- [THE TASK]
Tally the lines that contain the string "frac" and state that total without comment.

- [GIVEN ENTRIES]
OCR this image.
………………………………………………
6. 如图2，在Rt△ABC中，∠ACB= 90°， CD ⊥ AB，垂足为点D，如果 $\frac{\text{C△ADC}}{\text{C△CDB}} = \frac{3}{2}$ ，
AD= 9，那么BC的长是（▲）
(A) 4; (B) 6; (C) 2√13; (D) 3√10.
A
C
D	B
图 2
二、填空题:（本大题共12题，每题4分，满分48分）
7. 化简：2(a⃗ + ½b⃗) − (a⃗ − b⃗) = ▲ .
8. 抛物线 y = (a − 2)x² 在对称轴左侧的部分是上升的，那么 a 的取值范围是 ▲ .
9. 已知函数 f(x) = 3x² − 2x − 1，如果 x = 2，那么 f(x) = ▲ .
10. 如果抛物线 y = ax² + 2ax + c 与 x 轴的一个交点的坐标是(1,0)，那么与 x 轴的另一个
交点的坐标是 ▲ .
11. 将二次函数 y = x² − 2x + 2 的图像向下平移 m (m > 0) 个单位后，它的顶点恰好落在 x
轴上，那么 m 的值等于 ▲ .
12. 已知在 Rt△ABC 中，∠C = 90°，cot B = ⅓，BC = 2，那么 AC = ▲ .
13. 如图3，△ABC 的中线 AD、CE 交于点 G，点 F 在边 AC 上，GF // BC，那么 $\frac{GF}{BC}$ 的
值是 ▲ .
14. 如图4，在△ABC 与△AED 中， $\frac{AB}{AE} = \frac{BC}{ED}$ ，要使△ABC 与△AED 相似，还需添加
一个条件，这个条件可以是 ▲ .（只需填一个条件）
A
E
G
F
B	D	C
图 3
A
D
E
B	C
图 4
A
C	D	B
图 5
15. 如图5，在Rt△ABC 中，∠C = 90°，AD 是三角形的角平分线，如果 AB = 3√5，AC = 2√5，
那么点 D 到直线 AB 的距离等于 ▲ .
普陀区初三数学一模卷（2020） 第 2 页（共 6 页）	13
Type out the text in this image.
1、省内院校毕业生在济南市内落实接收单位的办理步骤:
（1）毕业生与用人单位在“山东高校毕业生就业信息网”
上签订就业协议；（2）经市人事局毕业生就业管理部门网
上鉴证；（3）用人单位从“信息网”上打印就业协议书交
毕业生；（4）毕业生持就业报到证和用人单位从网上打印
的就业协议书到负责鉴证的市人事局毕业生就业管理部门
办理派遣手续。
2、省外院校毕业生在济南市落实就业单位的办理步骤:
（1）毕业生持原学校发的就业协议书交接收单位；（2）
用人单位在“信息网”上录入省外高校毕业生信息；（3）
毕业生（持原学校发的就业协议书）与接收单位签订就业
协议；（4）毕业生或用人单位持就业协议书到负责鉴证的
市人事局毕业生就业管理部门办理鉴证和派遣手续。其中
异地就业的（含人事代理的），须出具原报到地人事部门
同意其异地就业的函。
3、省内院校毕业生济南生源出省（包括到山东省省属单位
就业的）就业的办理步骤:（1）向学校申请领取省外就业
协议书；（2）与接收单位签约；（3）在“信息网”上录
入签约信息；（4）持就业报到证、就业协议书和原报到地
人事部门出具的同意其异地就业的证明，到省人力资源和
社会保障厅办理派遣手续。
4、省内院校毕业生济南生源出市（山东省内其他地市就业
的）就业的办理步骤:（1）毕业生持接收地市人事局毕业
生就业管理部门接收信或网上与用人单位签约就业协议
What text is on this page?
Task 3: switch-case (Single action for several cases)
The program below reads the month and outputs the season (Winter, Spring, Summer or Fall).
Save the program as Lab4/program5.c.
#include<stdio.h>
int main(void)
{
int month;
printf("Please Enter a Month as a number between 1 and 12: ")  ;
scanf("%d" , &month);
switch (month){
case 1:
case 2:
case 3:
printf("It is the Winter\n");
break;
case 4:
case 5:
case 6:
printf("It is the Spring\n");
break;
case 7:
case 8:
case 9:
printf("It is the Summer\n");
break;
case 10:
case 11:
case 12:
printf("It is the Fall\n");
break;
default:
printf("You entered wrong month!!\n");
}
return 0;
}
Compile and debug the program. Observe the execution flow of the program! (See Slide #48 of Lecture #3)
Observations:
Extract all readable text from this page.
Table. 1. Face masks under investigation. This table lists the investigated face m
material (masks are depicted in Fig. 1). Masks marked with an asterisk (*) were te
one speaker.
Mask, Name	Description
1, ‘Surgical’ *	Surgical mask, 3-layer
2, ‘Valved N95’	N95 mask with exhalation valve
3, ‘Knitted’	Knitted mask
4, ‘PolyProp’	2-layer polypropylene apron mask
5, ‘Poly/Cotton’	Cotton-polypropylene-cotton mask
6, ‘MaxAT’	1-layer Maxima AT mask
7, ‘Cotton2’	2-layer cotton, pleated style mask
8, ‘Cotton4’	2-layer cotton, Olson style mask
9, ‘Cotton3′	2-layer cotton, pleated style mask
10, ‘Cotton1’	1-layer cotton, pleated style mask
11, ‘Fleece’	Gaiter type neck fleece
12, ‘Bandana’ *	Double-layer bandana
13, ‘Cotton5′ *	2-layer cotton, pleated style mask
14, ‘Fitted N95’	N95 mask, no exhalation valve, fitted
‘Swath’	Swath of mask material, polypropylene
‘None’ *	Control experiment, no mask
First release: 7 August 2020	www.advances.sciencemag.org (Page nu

- [FULL RESPONSE]
3